What you have to do: Exclude all pictures, then copy each of the records exactly as written.

* Start Material to process *

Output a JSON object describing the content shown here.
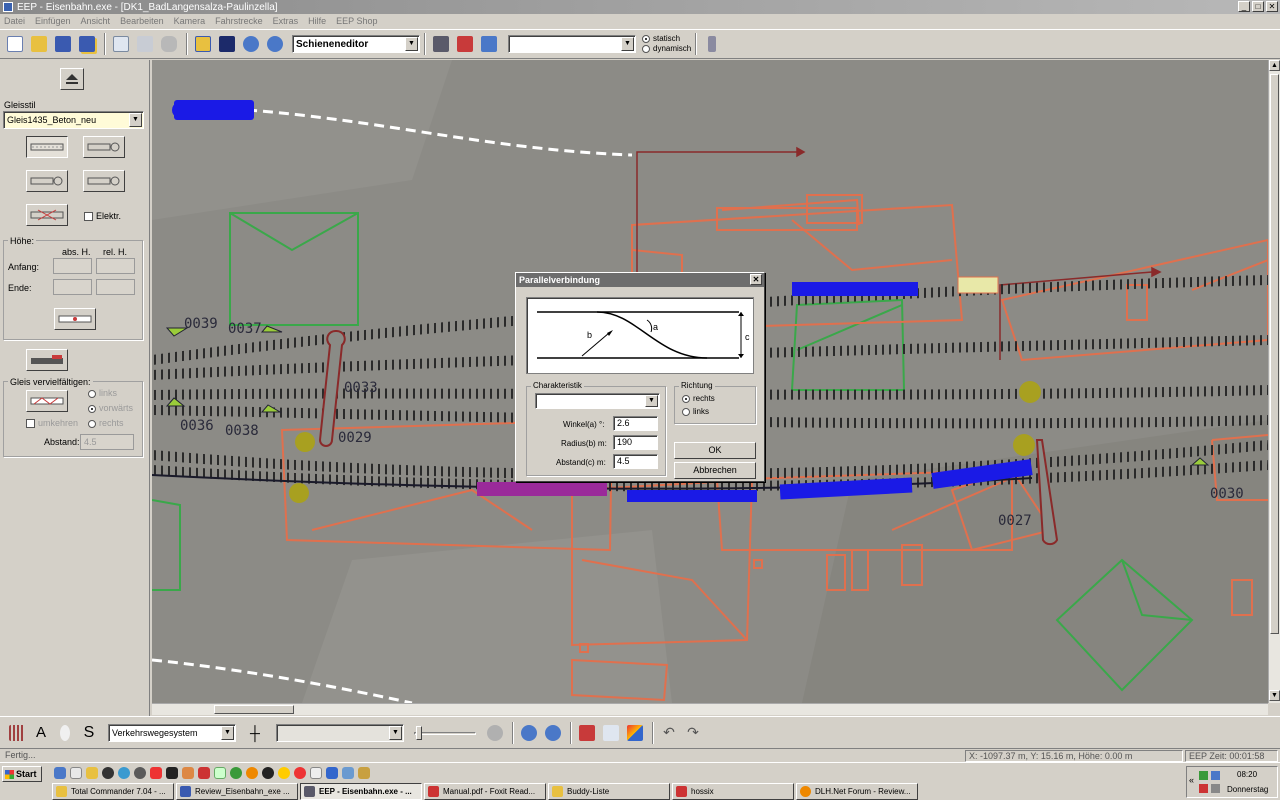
{
  "window": {
    "title": "EEP - Eisenbahn.exe - [DK1_BadLangensalza-Paulinzella]",
    "min": "_",
    "max": "□",
    "close": "✕"
  },
  "menu": [
    "Datei",
    "Einfügen",
    "Ansicht",
    "Bearbeiten",
    "Kamera",
    "Fahrstrecke",
    "Extras",
    "Hilfe",
    "EEP Shop"
  ],
  "toolbar": {
    "editor_select": "Schieneneditor",
    "search_select": "",
    "mode_static": "statisch",
    "mode_dynamic": "dynamisch",
    "mode_selected": "statisch"
  },
  "left_panel": {
    "gleisstil_label": "Gleisstil",
    "gleisstil_value": "Gleis1435_Beton_neu",
    "elektr_label": "Elektr.",
    "hoehe_label": "Höhe:",
    "abs_h_label": "abs. H.",
    "rel_h_label": "rel. H.",
    "anfang_label": "Anfang:",
    "ende_label": "Ende:",
    "vervielfaeltigen_label": "Gleis vervielfältigen:",
    "opt_links": "links",
    "opt_vorwaerts": "vorwärts",
    "opt_rechts": "rechts",
    "umkehren_label": "umkehren",
    "abstand_label": "Abstand:",
    "abstand_value": "4.5"
  },
  "dialog": {
    "title": "Parallelverbindung",
    "close": "✕",
    "diagram_label_a": "a",
    "diagram_label_b": "b",
    "diagram_label_c": "c",
    "charakteristik_label": "Charakteristik",
    "charakteristik_value": "",
    "winkel_label": "Winkel(a) °:",
    "winkel_value": "2.6",
    "radius_label": "Radius(b) m:",
    "radius_value": "190",
    "abstand_label": "Abstand(c) m:",
    "abstand_value": "4.5",
    "richtung_label": "Richtung",
    "richtung_rechts": "rechts",
    "richtung_links": "links",
    "richtung_selected": "rechts",
    "ok_label": "OK",
    "cancel_label": "Abbrechen"
  },
  "viewport_labels": [
    "0039",
    "0037",
    "0033",
    "0036",
    "0038",
    "0029",
    "0027",
    "0030"
  ],
  "bottom_toolbar": {
    "system_select": "Verkehrswegesystem",
    "object_select": ""
  },
  "status": {
    "left": "Fertig...",
    "coords": "X: -1097.37 m, Y: 15.16 m, Höhe: 0.00 m",
    "time": "EEP Zeit: 00:01:58"
  },
  "taskbar": {
    "start": "Start",
    "tasks": [
      {
        "label": "Total Commander 7.04 - ...",
        "active": false
      },
      {
        "label": "Review_Eisenbahn_exe ...",
        "active": false
      },
      {
        "label": "EEP - Eisenbahn.exe - ...",
        "active": true
      },
      {
        "label": "Manual.pdf - Foxit Read...",
        "active": false
      },
      {
        "label": "Buddy-Liste",
        "active": false
      },
      {
        "label": "hossix",
        "active": false
      },
      {
        "label": "DLH.Net Forum - Review...",
        "active": false
      }
    ],
    "clock": "08:20",
    "day": "Donnerstag"
  },
  "colors": {
    "track_blue": "#1a1ae6",
    "track_purple": "#9a2a9a",
    "building_outline": "#e0704e",
    "zone_green": "#3aa84a",
    "signal_yellow": "#a8a020"
  }
}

* End Material to process *

Written reply:
Output a JSON object describing the content shown here.
{
  "window": {
    "title": "EEP - Eisenbahn.exe - [DK1_BadLangensalza-Paulinzella]",
    "min": "_",
    "max": "□",
    "close": "✕"
  },
  "menu": [
    "Datei",
    "Einfügen",
    "Ansicht",
    "Bearbeiten",
    "Kamera",
    "Fahrstrecke",
    "Extras",
    "Hilfe",
    "EEP Shop"
  ],
  "toolbar": {
    "editor_select": "Schieneneditor",
    "search_select": "",
    "mode_static": "statisch",
    "mode_dynamic": "dynamisch",
    "mode_selected": "statisch"
  },
  "left_panel": {
    "gleisstil_label": "Gleisstil",
    "gleisstil_value": "Gleis1435_Beton_neu",
    "elektr_label": "Elektr.",
    "hoehe_label": "Höhe:",
    "abs_h_label": "abs. H.",
    "rel_h_label": "rel. H.",
    "anfang_label": "Anfang:",
    "ende_label": "Ende:",
    "vervielfaeltigen_label": "Gleis vervielfältigen:",
    "opt_links": "links",
    "opt_vorwaerts": "vorwärts",
    "opt_rechts": "rechts",
    "umkehren_label": "umkehren",
    "abstand_label": "Abstand:",
    "abstand_value": "4.5"
  },
  "dialog": {
    "title": "Parallelverbindung",
    "close": "✕",
    "diagram_label_a": "a",
    "diagram_label_b": "b",
    "diagram_label_c": "c",
    "charakteristik_label": "Charakteristik",
    "charakteristik_value": "",
    "winkel_label": "Winkel(a) °:",
    "winkel_value": "2.6",
    "radius_label": "Radius(b) m:",
    "radius_value": "190",
    "abstand_label": "Abstand(c) m:",
    "abstand_value": "4.5",
    "richtung_label": "Richtung",
    "richtung_rechts": "rechts",
    "richtung_links": "links",
    "richtung_selected": "rechts",
    "ok_label": "OK",
    "cancel_label": "Abbrechen"
  },
  "viewport_labels": [
    "0039",
    "0037",
    "0033",
    "0036",
    "0038",
    "0029",
    "0027",
    "0030"
  ],
  "bottom_toolbar": {
    "system_select": "Verkehrswegesystem",
    "object_select": ""
  },
  "status": {
    "left": "Fertig...",
    "coords": "X: -1097.37 m, Y: 15.16 m, Höhe: 0.00 m",
    "time": "EEP Zeit: 00:01:58"
  },
  "taskbar": {
    "start": "Start",
    "tasks": [
      {
        "label": "Total Commander 7.04 - ...",
        "active": false
      },
      {
        "label": "Review_Eisenbahn_exe ...",
        "active": false
      },
      {
        "label": "EEP - Eisenbahn.exe - ...",
        "active": true
      },
      {
        "label": "Manual.pdf - Foxit Read...",
        "active": false
      },
      {
        "label": "Buddy-Liste",
        "active": false
      },
      {
        "label": "hossix",
        "active": false
      },
      {
        "label": "DLH.Net Forum - Review...",
        "active": false
      }
    ],
    "clock": "08:20",
    "day": "Donnerstag"
  },
  "colors": {
    "track_blue": "#1a1ae6",
    "track_purple": "#9a2a9a",
    "building_outline": "#e0704e",
    "zone_green": "#3aa84a",
    "signal_yellow": "#a8a020"
  }
}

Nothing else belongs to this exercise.